(A run of records)
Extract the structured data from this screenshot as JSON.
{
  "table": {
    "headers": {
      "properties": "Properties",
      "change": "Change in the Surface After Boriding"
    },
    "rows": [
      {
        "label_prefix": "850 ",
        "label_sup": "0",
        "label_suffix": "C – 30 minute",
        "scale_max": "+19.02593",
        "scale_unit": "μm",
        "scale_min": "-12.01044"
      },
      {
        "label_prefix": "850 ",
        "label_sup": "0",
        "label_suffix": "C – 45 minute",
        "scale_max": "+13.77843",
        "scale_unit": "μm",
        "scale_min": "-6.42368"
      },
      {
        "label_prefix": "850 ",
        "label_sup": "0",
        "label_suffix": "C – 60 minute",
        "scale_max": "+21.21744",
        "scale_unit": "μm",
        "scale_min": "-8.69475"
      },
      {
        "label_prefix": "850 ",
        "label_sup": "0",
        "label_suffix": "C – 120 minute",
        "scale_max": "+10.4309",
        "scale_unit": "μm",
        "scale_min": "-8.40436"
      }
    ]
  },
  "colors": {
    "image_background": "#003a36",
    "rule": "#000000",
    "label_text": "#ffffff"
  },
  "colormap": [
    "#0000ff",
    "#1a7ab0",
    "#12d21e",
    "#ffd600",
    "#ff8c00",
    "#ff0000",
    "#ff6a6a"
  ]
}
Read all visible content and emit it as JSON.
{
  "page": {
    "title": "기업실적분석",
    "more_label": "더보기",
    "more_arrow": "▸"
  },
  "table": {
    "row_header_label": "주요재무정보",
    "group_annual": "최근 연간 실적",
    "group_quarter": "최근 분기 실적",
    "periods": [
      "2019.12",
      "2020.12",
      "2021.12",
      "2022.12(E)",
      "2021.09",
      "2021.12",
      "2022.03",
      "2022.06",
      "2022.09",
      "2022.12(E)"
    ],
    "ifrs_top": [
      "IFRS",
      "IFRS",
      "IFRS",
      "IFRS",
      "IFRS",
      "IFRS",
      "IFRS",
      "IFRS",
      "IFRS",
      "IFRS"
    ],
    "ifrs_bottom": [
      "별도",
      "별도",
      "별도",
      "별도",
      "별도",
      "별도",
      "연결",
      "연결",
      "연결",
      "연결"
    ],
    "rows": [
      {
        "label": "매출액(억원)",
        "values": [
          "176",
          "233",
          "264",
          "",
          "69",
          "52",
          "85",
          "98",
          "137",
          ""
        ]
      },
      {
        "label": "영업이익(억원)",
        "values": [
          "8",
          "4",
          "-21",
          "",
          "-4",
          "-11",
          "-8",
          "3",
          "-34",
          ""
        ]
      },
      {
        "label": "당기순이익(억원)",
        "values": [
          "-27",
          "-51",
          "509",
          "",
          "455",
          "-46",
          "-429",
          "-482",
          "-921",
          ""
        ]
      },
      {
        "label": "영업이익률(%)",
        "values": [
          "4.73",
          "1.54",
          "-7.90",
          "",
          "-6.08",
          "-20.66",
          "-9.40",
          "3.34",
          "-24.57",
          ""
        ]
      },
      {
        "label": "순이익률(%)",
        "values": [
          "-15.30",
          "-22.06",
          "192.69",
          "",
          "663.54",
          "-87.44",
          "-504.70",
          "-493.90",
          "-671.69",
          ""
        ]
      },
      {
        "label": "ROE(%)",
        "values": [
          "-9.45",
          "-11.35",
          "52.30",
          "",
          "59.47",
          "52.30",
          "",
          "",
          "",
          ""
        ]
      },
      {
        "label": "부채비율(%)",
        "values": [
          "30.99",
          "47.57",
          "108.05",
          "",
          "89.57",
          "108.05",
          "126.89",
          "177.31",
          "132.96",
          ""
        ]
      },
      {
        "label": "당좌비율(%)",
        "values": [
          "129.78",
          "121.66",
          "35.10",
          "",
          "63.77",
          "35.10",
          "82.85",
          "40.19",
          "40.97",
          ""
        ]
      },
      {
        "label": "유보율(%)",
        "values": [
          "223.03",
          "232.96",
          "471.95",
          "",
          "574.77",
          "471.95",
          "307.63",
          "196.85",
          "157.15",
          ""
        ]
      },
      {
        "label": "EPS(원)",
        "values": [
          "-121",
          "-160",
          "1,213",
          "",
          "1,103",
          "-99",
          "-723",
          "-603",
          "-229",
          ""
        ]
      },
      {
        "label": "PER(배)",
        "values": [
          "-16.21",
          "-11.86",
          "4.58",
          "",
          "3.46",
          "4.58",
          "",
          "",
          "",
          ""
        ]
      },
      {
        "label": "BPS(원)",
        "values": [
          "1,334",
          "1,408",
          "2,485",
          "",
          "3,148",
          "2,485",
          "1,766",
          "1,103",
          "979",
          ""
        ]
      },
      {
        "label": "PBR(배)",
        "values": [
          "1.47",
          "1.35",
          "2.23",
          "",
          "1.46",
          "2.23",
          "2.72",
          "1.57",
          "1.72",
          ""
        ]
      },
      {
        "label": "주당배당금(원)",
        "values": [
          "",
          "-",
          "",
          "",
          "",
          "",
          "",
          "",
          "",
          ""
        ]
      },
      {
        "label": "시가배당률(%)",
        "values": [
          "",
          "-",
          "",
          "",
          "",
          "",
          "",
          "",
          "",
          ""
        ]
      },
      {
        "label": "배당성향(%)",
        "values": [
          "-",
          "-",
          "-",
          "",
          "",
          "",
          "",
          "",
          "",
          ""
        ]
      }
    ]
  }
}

DIRECTIONS FOR THIS TASK:
Extract every record. Keep wording exact.

EXERCISE SOLUTION:
Extract the structured data from this screenshot as JSON.
{
  "table": {
    "headers": {
      "properties": "Properties",
      "change": "Change in the Surface After Boriding"
    },
    "rows": [
      {
        "label_prefix": "850 ",
        "label_sup": "0",
        "label_suffix": "C – 30 minute",
        "scale_max": "+19.02593",
        "scale_unit": "μm",
        "scale_min": "-12.01044"
      },
      {
        "label_prefix": "850 ",
        "label_sup": "0",
        "label_suffix": "C – 45 minute",
        "scale_max": "+13.77843",
        "scale_unit": "μm",
        "scale_min": "-6.42368"
      },
      {
        "label_prefix": "850 ",
        "label_sup": "0",
        "label_suffix": "C – 60 minute",
        "scale_max": "+21.21744",
        "scale_unit": "μm",
        "scale_min": "-8.69475"
      },
      {
        "label_prefix": "850 ",
        "label_sup": "0",
        "label_suffix": "C – 120 minute",
        "scale_max": "+10.4309",
        "scale_unit": "μm",
        "scale_min": "-8.40436"
      }
    ]
  },
  "colors": {
    "image_background": "#003a36",
    "rule": "#000000",
    "label_text": "#ffffff"
  },
  "colormap": [
    "#0000ff",
    "#1a7ab0",
    "#12d21e",
    "#ffd600",
    "#ff8c00",
    "#ff0000",
    "#ff6a6a"
  ]
}
Read all visible content and emit it as JSON.
{
  "page": {
    "title": "기업실적분석",
    "more_label": "더보기",
    "more_arrow": "▸"
  },
  "table": {
    "row_header_label": "주요재무정보",
    "group_annual": "최근 연간 실적",
    "group_quarter": "최근 분기 실적",
    "periods": [
      "2019.12",
      "2020.12",
      "2021.12",
      "2022.12(E)",
      "2021.09",
      "2021.12",
      "2022.03",
      "2022.06",
      "2022.09",
      "2022.12(E)"
    ],
    "ifrs_top": [
      "IFRS",
      "IFRS",
      "IFRS",
      "IFRS",
      "IFRS",
      "IFRS",
      "IFRS",
      "IFRS",
      "IFRS",
      "IFRS"
    ],
    "ifrs_bottom": [
      "별도",
      "별도",
      "별도",
      "별도",
      "별도",
      "별도",
      "연결",
      "연결",
      "연결",
      "연결"
    ],
    "rows": [
      {
        "label": "매출액(억원)",
        "values": [
          "176",
          "233",
          "264",
          "",
          "69",
          "52",
          "85",
          "98",
          "137",
          ""
        ]
      },
      {
        "label": "영업이익(억원)",
        "values": [
          "8",
          "4",
          "-21",
          "",
          "-4",
          "-11",
          "-8",
          "3",
          "-34",
          ""
        ]
      },
      {
        "label": "당기순이익(억원)",
        "values": [
          "-27",
          "-51",
          "509",
          "",
          "455",
          "-46",
          "-429",
          "-482",
          "-921",
          ""
        ]
      },
      {
        "label": "영업이익률(%)",
        "values": [
          "4.73",
          "1.54",
          "-7.90",
          "",
          "-6.08",
          "-20.66",
          "-9.40",
          "3.34",
          "-24.57",
          ""
        ]
      },
      {
        "label": "순이익률(%)",
        "values": [
          "-15.30",
          "-22.06",
          "192.69",
          "",
          "663.54",
          "-87.44",
          "-504.70",
          "-493.90",
          "-671.69",
          ""
        ]
      },
      {
        "label": "ROE(%)",
        "values": [
          "-9.45",
          "-11.35",
          "52.30",
          "",
          "59.47",
          "52.30",
          "",
          "",
          "",
          ""
        ]
      },
      {
        "label": "부채비율(%)",
        "values": [
          "30.99",
          "47.57",
          "108.05",
          "",
          "89.57",
          "108.05",
          "126.89",
          "177.31",
          "132.96",
          ""
        ]
      },
      {
        "label": "당좌비율(%)",
        "values": [
          "129.78",
          "121.66",
          "35.10",
          "",
          "63.77",
          "35.10",
          "82.85",
          "40.19",
          "40.97",
          ""
        ]
      },
      {
        "label": "유보율(%)",
        "values": [
          "223.03",
          "232.96",
          "471.95",
          "",
          "574.77",
          "471.95",
          "307.63",
          "196.85",
          "157.15",
          ""
        ]
      },
      {
        "label": "EPS(원)",
        "values": [
          "-121",
          "-160",
          "1,213",
          "",
          "1,103",
          "-99",
          "-723",
          "-603",
          "-229",
          ""
        ]
      },
      {
        "label": "PER(배)",
        "values": [
          "-16.21",
          "-11.86",
          "4.58",
          "",
          "3.46",
          "4.58",
          "",
          "",
          "",
          ""
        ]
      },
      {
        "label": "BPS(원)",
        "values": [
          "1,334",
          "1,408",
          "2,485",
          "",
          "3,148",
          "2,485",
          "1,766",
          "1,103",
          "979",
          ""
        ]
      },
      {
        "label": "PBR(배)",
        "values": [
          "1.47",
          "1.35",
          "2.23",
          "",
          "1.46",
          "2.23",
          "2.72",
          "1.57",
          "1.72",
          ""
        ]
      },
      {
        "label": "주당배당금(원)",
        "values": [
          "",
          "-",
          "",
          "",
          "",
          "",
          "",
          "",
          "",
          ""
        ]
      },
      {
        "label": "시가배당률(%)",
        "values": [
          "",
          "-",
          "",
          "",
          "",
          "",
          "",
          "",
          "",
          ""
        ]
      },
      {
        "label": "배당성향(%)",
        "values": [
          "-",
          "-",
          "-",
          "",
          "",
          "",
          "",
          "",
          "",
          ""
        ]
      }
    ]
  }
}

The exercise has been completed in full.